_Objective:_
From the listing below, extract every line containing "года".

_Records shown:_

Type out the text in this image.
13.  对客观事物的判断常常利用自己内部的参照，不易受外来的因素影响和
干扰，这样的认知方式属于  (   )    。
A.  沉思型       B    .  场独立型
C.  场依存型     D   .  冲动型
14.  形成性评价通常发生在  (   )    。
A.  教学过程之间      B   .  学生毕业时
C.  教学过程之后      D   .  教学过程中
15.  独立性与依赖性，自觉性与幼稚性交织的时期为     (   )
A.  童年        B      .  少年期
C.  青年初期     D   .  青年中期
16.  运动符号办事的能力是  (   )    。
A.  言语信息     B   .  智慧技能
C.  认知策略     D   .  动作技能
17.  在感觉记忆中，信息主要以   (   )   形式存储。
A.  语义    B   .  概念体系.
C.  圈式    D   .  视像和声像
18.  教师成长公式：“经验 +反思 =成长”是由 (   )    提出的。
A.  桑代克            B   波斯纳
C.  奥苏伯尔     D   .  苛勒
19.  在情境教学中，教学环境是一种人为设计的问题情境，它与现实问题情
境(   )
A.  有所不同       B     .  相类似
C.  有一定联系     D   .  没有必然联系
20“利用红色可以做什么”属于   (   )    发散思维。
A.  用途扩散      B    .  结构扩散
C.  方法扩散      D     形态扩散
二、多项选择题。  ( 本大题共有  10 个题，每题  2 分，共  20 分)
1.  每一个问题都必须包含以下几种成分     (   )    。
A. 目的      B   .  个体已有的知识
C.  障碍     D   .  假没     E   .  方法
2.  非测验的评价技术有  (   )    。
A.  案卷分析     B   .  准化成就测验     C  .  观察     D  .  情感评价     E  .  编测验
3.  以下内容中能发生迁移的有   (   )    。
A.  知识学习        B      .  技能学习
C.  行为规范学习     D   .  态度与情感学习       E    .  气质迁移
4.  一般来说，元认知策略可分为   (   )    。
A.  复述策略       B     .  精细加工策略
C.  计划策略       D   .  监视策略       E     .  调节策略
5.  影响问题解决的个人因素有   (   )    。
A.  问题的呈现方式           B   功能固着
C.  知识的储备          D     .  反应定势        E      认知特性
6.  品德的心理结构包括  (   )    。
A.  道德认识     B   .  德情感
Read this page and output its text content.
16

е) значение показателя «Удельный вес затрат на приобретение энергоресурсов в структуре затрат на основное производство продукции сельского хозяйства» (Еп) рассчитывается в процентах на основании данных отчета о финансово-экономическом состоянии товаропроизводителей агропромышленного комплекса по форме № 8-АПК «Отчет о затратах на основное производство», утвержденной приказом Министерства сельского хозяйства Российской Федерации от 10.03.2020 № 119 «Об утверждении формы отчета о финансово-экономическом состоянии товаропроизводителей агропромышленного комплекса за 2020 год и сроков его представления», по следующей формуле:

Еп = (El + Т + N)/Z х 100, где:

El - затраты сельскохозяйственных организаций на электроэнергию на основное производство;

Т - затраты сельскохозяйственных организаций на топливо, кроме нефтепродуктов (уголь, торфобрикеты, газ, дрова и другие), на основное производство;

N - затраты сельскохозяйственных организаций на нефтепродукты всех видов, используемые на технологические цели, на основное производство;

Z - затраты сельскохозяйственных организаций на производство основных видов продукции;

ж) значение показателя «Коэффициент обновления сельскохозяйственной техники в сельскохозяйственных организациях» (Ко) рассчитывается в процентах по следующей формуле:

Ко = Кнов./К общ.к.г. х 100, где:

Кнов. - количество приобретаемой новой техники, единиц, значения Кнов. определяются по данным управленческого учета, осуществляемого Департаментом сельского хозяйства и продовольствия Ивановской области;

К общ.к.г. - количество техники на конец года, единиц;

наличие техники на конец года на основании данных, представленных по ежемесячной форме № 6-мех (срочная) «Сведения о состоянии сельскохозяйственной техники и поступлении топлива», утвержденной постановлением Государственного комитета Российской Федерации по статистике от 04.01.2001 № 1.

_Result of this task:_
К общ.к.г. - количество техники на конец года, единиц;
наличие техники на конец года на основании данных, представленных по ежемесячной форме № 6-мех (срочная) «Сведения о состоянии сельскохозяйственной техники и поступлении топлива», утвержденной постановлением Государственного комитета Российской Федерации по статистике от 04.01.2001 № 1.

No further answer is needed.